## Written exercise
Go through the records underneath and write each one out again exactly.

## Stored data
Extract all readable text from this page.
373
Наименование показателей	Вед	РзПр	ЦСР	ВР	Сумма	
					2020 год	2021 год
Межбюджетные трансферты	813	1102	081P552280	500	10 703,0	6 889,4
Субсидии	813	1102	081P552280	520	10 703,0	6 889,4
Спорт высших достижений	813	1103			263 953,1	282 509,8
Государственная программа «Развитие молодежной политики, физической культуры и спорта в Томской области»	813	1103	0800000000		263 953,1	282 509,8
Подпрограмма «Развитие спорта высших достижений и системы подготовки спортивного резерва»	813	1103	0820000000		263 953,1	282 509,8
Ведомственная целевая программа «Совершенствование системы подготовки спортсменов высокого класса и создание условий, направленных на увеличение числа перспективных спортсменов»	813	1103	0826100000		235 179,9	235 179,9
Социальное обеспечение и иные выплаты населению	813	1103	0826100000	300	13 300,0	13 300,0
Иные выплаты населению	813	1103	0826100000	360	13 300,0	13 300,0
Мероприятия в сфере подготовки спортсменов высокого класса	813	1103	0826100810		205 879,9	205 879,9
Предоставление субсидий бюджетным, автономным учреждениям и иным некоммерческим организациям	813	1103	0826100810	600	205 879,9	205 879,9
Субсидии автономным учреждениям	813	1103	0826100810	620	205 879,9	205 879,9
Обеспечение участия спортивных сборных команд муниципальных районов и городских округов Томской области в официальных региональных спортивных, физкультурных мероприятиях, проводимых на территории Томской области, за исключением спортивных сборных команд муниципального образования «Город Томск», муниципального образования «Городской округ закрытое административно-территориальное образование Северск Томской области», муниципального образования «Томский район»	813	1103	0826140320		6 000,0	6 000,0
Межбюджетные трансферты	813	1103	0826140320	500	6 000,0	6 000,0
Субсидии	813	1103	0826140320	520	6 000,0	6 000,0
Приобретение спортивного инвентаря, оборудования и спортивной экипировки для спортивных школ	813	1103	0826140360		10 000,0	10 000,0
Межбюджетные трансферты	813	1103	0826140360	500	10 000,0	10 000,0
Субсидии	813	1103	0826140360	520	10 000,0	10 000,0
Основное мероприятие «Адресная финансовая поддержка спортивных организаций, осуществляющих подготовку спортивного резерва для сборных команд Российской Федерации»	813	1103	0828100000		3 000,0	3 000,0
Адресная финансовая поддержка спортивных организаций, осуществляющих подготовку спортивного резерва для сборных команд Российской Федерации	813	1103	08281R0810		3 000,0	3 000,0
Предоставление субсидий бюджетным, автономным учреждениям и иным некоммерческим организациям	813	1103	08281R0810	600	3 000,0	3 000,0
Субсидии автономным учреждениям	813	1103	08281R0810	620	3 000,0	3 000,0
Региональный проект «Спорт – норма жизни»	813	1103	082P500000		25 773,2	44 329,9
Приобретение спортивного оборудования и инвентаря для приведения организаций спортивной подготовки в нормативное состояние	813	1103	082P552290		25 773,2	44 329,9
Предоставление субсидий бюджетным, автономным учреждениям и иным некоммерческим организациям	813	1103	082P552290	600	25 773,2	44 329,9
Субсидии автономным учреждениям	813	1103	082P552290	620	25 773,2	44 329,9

## Exercise result
Extract all readable text from this page.
373
Наименование показателей	Вед	РзПр	ЦСР	ВР	Сумма	
					2020 год	2021 год
Межбюджетные трансферты	813	1102	081P552280	500	10 703,0	6 889,4
Субсидии	813	1102	081P552280	520	10 703,0	6 889,4
Спорт высших достижений	813	1103			263 953,1	282 509,8
Государственная программа «Развитие молодежной политики, физической культуры и спорта в Томской области»	813	1103	0800000000		263 953,1	282 509,8
Подпрограмма «Развитие спорта высших достижений и системы подготовки спортивного резерва»	813	1103	0820000000		263 953,1	282 509,8
Ведомственная целевая программа «Совершенствование системы подготовки спортсменов высокого класса и создание условий, направленных на увеличение числа перспективных спортсменов»	813	1103	0826100000		235 179,9	235 179,9
Социальное обеспечение и иные выплаты населению	813	1103	0826100000	300	13 300,0	13 300,0
Иные выплаты населению	813	1103	0826100000	360	13 300,0	13 300,0
Мероприятия в сфере подготовки спортсменов высокого класса	813	1103	0826100810		205 879,9	205 879,9
Предоставление субсидий бюджетным, автономным учреждениям и иным некоммерческим организациям	813	1103	0826100810	600	205 879,9	205 879,9
Субсидии автономным учреждениям	813	1103	0826100810	620	205 879,9	205 879,9
Обеспечение участия спортивных сборных команд муниципальных районов и городских округов Томской области в официальных региональных спортивных, физкультурных мероприятиях, проводимых на территории Томской области, за исключением спортивных сборных команд муниципального образования «Город Томск», муниципального образования «Городской округ закрытое административно-территориальное образование Северск Томской области», муниципального образования «Томский район»	813	1103	0826140320		6 000,0	6 000,0
Межбюджетные трансферты	813	1103	0826140320	500	6 000,0	6 000,0
Субсидии	813	1103	0826140320	520	6 000,0	6 000,0
Приобретение спортивного инвентаря, оборудования и спортивной экипировки для спортивных школ	813	1103	0826140360		10 000,0	10 000,0
Межбюджетные трансферты	813	1103	0826140360	500	10 000,0	10 000,0
Субсидии	813	1103	0826140360	520	10 000,0	10 000,0
Основное мероприятие «Адресная финансовая поддержка спортивных организаций, осуществляющих подготовку спортивного резерва для сборных команд Российской Федерации»	813	1103	0828100000		3 000,0	3 000,0
Адресная финансовая поддержка спортивных организаций, осуществляющих подготовку спортивного резерва для сборных команд Российской Федерации	813	1103	08281R0810		3 000,0	3 000,0
Предоставление субсидий бюджетным, автономным учреждениям и иным некоммерческим организациям	813	1103	08281R0810	600	3 000,0	3 000,0
Субсидии автономным учреждениям	813	1103	08281R0810	620	3 000,0	3 000,0
Региональный проект «Спорт – норма жизни»	813	1103	082P500000		25 773,2	44 329,9
Приобретение спортивного оборудования и инвентаря для приведения организаций спортивной подготовки в нормативное состояние	813	1103	082P552290		25 773,2	44 329,9
Предоставление субсидий бюджетным, автономным учреждениям и иным некоммерческим организациям	813	1103	082P552290	600	25 773,2	44 329,9
Субсидии автономным учреждениям	813	1103	082P552290	620	25 773,2	44 329,9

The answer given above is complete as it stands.